DESCRIPTION OF THE TASK: Copy each line that contains the word "Monthly".

MATERIAL SUPPLIED:
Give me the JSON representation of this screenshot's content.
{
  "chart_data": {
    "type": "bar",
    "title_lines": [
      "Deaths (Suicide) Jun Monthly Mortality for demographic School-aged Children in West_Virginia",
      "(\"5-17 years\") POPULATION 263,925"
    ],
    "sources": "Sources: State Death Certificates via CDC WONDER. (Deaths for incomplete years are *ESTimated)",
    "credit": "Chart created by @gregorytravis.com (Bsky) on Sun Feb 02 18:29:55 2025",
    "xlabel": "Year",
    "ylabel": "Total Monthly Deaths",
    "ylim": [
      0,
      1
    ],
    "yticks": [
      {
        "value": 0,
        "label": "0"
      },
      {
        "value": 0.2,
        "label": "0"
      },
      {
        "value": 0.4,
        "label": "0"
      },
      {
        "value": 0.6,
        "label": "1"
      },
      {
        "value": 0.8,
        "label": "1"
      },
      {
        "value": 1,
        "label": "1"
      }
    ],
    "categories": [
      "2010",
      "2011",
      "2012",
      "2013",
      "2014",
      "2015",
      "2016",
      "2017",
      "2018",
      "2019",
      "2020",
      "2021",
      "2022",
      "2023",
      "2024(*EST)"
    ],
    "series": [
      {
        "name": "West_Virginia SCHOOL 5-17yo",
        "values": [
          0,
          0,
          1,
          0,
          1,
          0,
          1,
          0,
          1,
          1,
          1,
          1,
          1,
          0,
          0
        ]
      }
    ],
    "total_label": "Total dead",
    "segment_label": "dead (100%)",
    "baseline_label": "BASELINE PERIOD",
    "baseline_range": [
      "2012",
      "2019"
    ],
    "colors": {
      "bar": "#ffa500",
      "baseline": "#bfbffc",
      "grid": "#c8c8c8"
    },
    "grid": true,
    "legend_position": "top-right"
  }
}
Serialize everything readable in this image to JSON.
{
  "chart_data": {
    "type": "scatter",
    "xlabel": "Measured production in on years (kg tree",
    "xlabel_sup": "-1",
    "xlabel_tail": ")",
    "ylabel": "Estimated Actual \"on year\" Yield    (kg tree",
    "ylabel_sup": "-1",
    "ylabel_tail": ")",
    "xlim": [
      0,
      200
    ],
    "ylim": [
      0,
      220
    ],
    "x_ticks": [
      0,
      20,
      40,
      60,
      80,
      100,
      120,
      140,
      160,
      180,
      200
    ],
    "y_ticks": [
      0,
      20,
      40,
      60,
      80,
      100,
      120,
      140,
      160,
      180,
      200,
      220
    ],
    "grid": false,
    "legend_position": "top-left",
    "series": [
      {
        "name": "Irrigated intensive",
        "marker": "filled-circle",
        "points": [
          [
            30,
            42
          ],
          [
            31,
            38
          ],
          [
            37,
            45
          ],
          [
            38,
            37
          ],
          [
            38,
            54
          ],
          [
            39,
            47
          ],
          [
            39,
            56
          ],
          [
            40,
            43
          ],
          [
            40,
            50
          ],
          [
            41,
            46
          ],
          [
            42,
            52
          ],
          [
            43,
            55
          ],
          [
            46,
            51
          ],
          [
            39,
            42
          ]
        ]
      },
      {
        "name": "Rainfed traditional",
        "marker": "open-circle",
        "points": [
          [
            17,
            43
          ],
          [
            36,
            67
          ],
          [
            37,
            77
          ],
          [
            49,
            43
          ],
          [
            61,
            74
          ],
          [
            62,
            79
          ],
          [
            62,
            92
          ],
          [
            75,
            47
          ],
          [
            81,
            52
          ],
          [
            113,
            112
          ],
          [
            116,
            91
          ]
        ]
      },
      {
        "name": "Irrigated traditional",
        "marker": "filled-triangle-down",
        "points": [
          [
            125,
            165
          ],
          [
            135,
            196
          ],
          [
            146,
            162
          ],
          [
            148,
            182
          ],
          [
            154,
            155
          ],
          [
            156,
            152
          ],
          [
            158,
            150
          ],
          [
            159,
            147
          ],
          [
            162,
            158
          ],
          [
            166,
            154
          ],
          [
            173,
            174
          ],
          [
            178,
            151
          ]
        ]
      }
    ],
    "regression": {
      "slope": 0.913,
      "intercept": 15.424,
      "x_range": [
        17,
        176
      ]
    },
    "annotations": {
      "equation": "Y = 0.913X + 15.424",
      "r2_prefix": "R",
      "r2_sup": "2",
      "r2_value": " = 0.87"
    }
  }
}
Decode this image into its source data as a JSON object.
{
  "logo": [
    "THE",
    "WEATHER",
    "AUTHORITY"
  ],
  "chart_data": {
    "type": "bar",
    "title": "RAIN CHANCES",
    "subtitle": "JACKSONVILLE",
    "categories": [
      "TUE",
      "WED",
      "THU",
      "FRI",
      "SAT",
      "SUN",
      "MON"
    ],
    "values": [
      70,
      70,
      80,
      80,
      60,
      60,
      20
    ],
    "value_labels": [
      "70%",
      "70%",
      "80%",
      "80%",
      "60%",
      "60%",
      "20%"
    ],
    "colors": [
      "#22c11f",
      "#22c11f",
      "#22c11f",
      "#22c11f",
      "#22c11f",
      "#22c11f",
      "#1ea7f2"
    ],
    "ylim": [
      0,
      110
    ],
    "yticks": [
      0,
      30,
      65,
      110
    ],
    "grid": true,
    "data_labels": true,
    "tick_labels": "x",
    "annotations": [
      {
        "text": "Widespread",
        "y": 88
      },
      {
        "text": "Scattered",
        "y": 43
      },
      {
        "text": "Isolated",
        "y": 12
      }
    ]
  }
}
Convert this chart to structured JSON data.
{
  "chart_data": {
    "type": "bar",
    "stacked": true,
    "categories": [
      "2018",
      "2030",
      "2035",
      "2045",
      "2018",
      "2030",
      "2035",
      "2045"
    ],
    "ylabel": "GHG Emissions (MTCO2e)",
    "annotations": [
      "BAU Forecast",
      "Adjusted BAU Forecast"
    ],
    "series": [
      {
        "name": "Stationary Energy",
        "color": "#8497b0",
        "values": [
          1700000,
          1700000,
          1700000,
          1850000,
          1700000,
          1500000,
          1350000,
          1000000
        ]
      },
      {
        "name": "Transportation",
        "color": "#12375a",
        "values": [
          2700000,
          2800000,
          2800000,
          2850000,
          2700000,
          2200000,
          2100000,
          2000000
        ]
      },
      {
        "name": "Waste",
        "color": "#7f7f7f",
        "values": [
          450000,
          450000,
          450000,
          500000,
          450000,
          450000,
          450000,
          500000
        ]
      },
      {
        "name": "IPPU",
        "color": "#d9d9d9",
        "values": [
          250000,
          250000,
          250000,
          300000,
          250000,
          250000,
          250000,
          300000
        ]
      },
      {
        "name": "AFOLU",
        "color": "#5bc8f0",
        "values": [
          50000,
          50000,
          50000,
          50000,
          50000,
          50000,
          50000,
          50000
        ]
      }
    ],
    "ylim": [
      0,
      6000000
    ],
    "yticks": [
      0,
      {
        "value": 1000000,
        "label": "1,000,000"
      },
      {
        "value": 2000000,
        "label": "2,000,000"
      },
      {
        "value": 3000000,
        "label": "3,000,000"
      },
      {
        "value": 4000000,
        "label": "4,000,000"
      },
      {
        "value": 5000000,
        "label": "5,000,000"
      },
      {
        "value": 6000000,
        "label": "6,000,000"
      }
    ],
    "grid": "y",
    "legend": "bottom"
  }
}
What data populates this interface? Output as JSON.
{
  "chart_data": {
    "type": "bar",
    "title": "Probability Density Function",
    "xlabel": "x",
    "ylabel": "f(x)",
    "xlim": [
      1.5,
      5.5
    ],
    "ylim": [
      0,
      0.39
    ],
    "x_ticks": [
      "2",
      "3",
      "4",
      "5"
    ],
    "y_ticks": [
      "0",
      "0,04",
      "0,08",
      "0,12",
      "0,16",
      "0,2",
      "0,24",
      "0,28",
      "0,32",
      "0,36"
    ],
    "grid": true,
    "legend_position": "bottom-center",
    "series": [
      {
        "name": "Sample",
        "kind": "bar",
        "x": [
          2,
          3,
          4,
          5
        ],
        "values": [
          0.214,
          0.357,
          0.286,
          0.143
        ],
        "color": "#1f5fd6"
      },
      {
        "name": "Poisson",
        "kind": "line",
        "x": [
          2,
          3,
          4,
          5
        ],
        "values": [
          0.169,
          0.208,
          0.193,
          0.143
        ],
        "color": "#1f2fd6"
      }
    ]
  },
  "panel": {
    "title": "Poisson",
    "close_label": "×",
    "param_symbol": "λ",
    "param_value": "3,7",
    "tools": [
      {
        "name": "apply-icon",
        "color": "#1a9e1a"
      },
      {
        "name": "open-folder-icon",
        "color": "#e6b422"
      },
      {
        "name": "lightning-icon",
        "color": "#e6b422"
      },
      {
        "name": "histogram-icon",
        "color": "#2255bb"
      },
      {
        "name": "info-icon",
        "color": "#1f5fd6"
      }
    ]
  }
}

CORRECT ANSWER:
      "Deaths (Suicide) Jun Monthly Mortality for demographic School-aged Children in West_Virginia",
    "ylabel": "Total Monthly Deaths",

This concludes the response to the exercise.